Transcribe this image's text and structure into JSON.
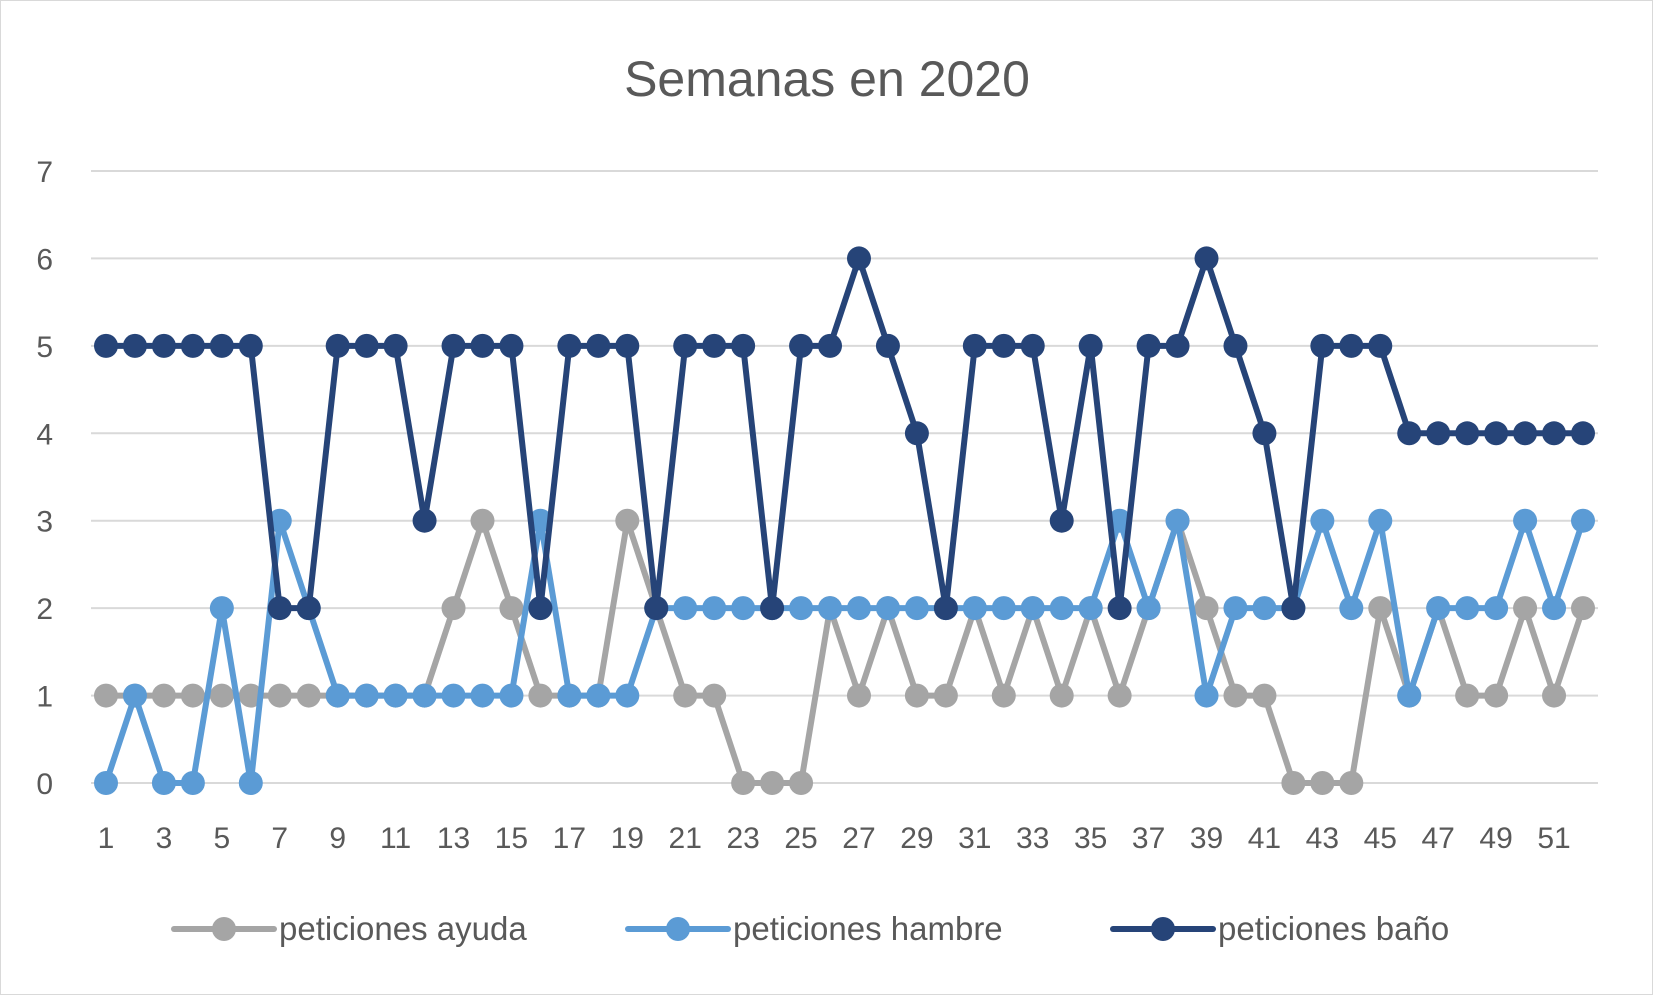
{
  "chart_data": {
    "type": "line",
    "title": "Semanas en 2020",
    "xlabel": "",
    "ylabel": "",
    "ylim": [
      0,
      7
    ],
    "yticks": [
      "0",
      "1",
      "2",
      "3",
      "4",
      "5",
      "6",
      "7"
    ],
    "x": [
      1,
      2,
      3,
      4,
      5,
      6,
      7,
      8,
      9,
      10,
      11,
      12,
      13,
      14,
      15,
      16,
      17,
      18,
      19,
      20,
      21,
      22,
      23,
      24,
      25,
      26,
      27,
      28,
      29,
      30,
      31,
      32,
      33,
      34,
      35,
      36,
      37,
      38,
      39,
      40,
      41,
      42,
      43,
      44,
      45,
      46,
      47,
      48,
      49,
      50,
      51,
      52
    ],
    "xtick_labels": [
      "1",
      "3",
      "5",
      "7",
      "9",
      "11",
      "13",
      "15",
      "17",
      "19",
      "21",
      "23",
      "25",
      "27",
      "29",
      "31",
      "33",
      "35",
      "37",
      "39",
      "41",
      "43",
      "45",
      "47",
      "49",
      "51"
    ],
    "grid": true,
    "legend_position": "bottom",
    "series": [
      {
        "name": "peticiones ayuda",
        "color": "#a5a5a5",
        "values": [
          1,
          1,
          1,
          1,
          1,
          1,
          1,
          1,
          1,
          1,
          1,
          1,
          2,
          3,
          2,
          1,
          1,
          1,
          3,
          2,
          1,
          1,
          0,
          0,
          0,
          2,
          1,
          2,
          1,
          1,
          2,
          1,
          2,
          1,
          2,
          1,
          2,
          3,
          2,
          1,
          1,
          0,
          0,
          0,
          2,
          1,
          2,
          1,
          1,
          2,
          1,
          2
        ]
      },
      {
        "name": "peticiones hambre",
        "color": "#5b9bd5",
        "values": [
          0,
          1,
          0,
          0,
          2,
          0,
          3,
          2,
          1,
          1,
          1,
          1,
          1,
          1,
          1,
          3,
          1,
          1,
          1,
          2,
          2,
          2,
          2,
          2,
          2,
          2,
          2,
          2,
          2,
          2,
          2,
          2,
          2,
          2,
          2,
          3,
          2,
          3,
          1,
          2,
          2,
          2,
          3,
          2,
          3,
          1,
          2,
          2,
          2,
          3,
          2,
          3
        ]
      },
      {
        "name": "peticiones baño",
        "color": "#264478",
        "values": [
          5,
          5,
          5,
          5,
          5,
          5,
          2,
          2,
          5,
          5,
          5,
          3,
          5,
          5,
          5,
          2,
          5,
          5,
          5,
          2,
          5,
          5,
          5,
          2,
          5,
          5,
          6,
          5,
          4,
          2,
          5,
          5,
          5,
          3,
          5,
          2,
          5,
          5,
          6,
          5,
          4,
          2,
          5,
          5,
          5,
          4,
          4,
          4,
          4,
          4,
          4,
          4
        ]
      }
    ]
  }
}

§ Problem requirements
Set each line of the records down exactly, leaving every picture out.

§ Exercise result
Transcribe this image's text and structure into JSON.
{
  "chart_data": {
    "type": "line",
    "title": "Semanas en 2020",
    "xlabel": "",
    "ylabel": "",
    "ylim": [
      0,
      7
    ],
    "yticks": [
      "0",
      "1",
      "2",
      "3",
      "4",
      "5",
      "6",
      "7"
    ],
    "x": [
      1,
      2,
      3,
      4,
      5,
      6,
      7,
      8,
      9,
      10,
      11,
      12,
      13,
      14,
      15,
      16,
      17,
      18,
      19,
      20,
      21,
      22,
      23,
      24,
      25,
      26,
      27,
      28,
      29,
      30,
      31,
      32,
      33,
      34,
      35,
      36,
      37,
      38,
      39,
      40,
      41,
      42,
      43,
      44,
      45,
      46,
      47,
      48,
      49,
      50,
      51,
      52
    ],
    "xtick_labels": [
      "1",
      "3",
      "5",
      "7",
      "9",
      "11",
      "13",
      "15",
      "17",
      "19",
      "21",
      "23",
      "25",
      "27",
      "29",
      "31",
      "33",
      "35",
      "37",
      "39",
      "41",
      "43",
      "45",
      "47",
      "49",
      "51"
    ],
    "grid": true,
    "legend_position": "bottom",
    "series": [
      {
        "name": "peticiones ayuda",
        "color": "#a5a5a5",
        "values": [
          1,
          1,
          1,
          1,
          1,
          1,
          1,
          1,
          1,
          1,
          1,
          1,
          2,
          3,
          2,
          1,
          1,
          1,
          3,
          2,
          1,
          1,
          0,
          0,
          0,
          2,
          1,
          2,
          1,
          1,
          2,
          1,
          2,
          1,
          2,
          1,
          2,
          3,
          2,
          1,
          1,
          0,
          0,
          0,
          2,
          1,
          2,
          1,
          1,
          2,
          1,
          2
        ]
      },
      {
        "name": "peticiones hambre",
        "color": "#5b9bd5",
        "values": [
          0,
          1,
          0,
          0,
          2,
          0,
          3,
          2,
          1,
          1,
          1,
          1,
          1,
          1,
          1,
          3,
          1,
          1,
          1,
          2,
          2,
          2,
          2,
          2,
          2,
          2,
          2,
          2,
          2,
          2,
          2,
          2,
          2,
          2,
          2,
          3,
          2,
          3,
          1,
          2,
          2,
          2,
          3,
          2,
          3,
          1,
          2,
          2,
          2,
          3,
          2,
          3
        ]
      },
      {
        "name": "peticiones baño",
        "color": "#264478",
        "values": [
          5,
          5,
          5,
          5,
          5,
          5,
          2,
          2,
          5,
          5,
          5,
          3,
          5,
          5,
          5,
          2,
          5,
          5,
          5,
          2,
          5,
          5,
          5,
          2,
          5,
          5,
          6,
          5,
          4,
          2,
          5,
          5,
          5,
          3,
          5,
          2,
          5,
          5,
          6,
          5,
          4,
          2,
          5,
          5,
          5,
          4,
          4,
          4,
          4,
          4,
          4,
          4
        ]
      }
    ]
  }
}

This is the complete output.